▶ PROVIDED TEXT
━━━━

CLBP populations are not homogenous and appropriate subpopulations should be identified: some therapies appear to be more effective than others for those with high-impact CLBP, and the chronic pain impact mix of trial participants can vary widely at baseline.
Since nonpharmacologic therapies for CLBP are generally offered as adjuncts to usual care, a therapy’s generalizable impacts cannot be determined without separately measuring the impact of underlying usual care.
Acknowledgments
The authors acknowledge and thank the following individuals and institutions who generously shared their data for this model update: Drs Daniel Cherkin and Karen Sherman of Kaiser Permanente Washington Health Research Institute; Dr Sarah (Sallie) Lamb of the University of Oxford and the University of Warwick; Dr. Robert Saper at Boston Medical Center; Drs Tilbrook and Hewitt of the University of York; and Drs Andrew Vickers and Emily Vertosic of the Memorial Sloan Kettering Cancer Center and the Acupuncture Trialists’ Collaboration (Haake et al, 2007). We also received six datasets that we were not able to use due to limitations in our ability to calculate health states from the variables available: four from the Acupuncture Trialists’ Collaboration and two from Dr Tom Petersen. Nevertheless, having access to these datasets was useful in understanding the limits of health state estimation.

━━━━

▶ DATASET CONTENT

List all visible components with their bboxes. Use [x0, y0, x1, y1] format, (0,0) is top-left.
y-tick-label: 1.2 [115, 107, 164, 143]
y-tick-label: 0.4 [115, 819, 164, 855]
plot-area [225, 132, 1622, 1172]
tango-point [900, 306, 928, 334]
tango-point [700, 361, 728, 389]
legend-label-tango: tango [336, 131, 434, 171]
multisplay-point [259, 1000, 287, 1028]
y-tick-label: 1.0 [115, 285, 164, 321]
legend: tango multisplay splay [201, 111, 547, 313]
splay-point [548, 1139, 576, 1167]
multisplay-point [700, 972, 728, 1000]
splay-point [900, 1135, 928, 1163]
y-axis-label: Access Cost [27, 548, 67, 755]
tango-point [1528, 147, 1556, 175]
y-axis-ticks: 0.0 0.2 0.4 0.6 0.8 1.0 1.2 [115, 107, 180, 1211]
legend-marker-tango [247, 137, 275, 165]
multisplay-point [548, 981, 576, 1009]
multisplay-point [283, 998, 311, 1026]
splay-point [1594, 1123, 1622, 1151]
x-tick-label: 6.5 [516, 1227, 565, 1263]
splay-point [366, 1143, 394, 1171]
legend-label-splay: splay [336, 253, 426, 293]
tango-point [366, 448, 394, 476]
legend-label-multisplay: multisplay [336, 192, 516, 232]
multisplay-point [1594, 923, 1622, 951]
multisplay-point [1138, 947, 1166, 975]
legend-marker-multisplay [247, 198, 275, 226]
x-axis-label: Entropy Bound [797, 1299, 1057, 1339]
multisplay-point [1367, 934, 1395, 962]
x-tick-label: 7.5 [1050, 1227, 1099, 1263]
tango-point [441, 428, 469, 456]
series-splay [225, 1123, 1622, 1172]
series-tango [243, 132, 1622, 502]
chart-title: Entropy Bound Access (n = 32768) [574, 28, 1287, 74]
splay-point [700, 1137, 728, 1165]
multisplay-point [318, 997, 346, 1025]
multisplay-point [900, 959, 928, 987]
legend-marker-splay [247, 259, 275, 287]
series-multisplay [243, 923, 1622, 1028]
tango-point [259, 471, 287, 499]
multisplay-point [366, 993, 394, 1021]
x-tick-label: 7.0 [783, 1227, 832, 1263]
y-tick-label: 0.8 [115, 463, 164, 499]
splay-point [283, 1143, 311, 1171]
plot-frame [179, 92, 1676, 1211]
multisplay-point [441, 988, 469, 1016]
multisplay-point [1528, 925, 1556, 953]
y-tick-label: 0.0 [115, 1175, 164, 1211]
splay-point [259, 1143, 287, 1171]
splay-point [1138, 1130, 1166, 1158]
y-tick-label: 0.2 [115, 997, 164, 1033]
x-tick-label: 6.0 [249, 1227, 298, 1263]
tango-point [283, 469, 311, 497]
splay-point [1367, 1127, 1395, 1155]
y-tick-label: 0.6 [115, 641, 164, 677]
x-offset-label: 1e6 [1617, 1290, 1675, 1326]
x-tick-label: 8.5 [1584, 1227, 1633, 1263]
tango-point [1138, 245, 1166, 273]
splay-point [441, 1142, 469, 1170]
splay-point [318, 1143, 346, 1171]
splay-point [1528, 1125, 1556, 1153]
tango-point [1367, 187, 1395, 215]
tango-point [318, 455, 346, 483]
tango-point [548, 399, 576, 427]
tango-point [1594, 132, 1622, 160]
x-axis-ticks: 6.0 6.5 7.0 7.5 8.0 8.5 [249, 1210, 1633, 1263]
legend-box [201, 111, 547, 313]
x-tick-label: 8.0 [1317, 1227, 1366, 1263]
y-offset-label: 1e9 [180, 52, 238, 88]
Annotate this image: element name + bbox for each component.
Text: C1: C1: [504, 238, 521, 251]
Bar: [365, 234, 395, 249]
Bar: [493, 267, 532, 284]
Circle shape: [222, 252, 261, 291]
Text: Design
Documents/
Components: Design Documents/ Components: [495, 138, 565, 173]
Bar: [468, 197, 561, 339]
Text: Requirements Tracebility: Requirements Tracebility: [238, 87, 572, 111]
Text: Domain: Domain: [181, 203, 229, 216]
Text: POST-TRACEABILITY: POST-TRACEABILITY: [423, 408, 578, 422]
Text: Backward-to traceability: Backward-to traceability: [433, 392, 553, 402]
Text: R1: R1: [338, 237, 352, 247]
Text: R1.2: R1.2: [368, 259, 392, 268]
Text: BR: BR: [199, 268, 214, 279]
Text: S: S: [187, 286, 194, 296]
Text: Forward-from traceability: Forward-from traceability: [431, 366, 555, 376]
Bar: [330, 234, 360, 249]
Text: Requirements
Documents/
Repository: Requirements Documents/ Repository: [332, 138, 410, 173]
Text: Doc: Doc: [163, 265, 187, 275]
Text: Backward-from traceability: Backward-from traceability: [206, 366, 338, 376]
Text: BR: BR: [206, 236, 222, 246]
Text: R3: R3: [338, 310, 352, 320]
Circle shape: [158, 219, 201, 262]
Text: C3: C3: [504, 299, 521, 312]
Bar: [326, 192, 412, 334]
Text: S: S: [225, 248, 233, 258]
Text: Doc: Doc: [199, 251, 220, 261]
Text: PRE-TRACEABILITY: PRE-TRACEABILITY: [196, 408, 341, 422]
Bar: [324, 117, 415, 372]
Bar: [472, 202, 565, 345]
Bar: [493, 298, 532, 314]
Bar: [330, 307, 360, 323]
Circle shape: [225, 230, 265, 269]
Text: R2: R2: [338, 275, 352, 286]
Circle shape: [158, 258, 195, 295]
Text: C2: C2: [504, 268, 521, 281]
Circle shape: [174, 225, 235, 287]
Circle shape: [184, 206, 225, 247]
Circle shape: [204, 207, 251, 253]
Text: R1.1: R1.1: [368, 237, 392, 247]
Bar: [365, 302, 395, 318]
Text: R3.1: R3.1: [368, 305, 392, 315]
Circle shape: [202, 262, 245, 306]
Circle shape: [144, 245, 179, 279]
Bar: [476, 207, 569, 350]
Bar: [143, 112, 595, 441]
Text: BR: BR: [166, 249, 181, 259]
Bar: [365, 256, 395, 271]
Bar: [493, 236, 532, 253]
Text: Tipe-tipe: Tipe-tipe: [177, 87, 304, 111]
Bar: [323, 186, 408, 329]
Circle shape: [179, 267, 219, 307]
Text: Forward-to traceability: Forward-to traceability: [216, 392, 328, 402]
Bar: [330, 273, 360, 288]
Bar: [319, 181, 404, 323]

━━━━

Write out the passage on low back pain word for word, starting at the words "CLBP populations are" and stopping after the words "widely at baseline.". You won't need the listing for this.

▶ OUTPUT FOR THIS TASK
CLBP populations are not homogenous and appropriate subpopulations should be identified: some therapies appear to be more effective than others for those with high-impact CLBP, and the chronic pain impact mix of trial participants can vary widely at baseline.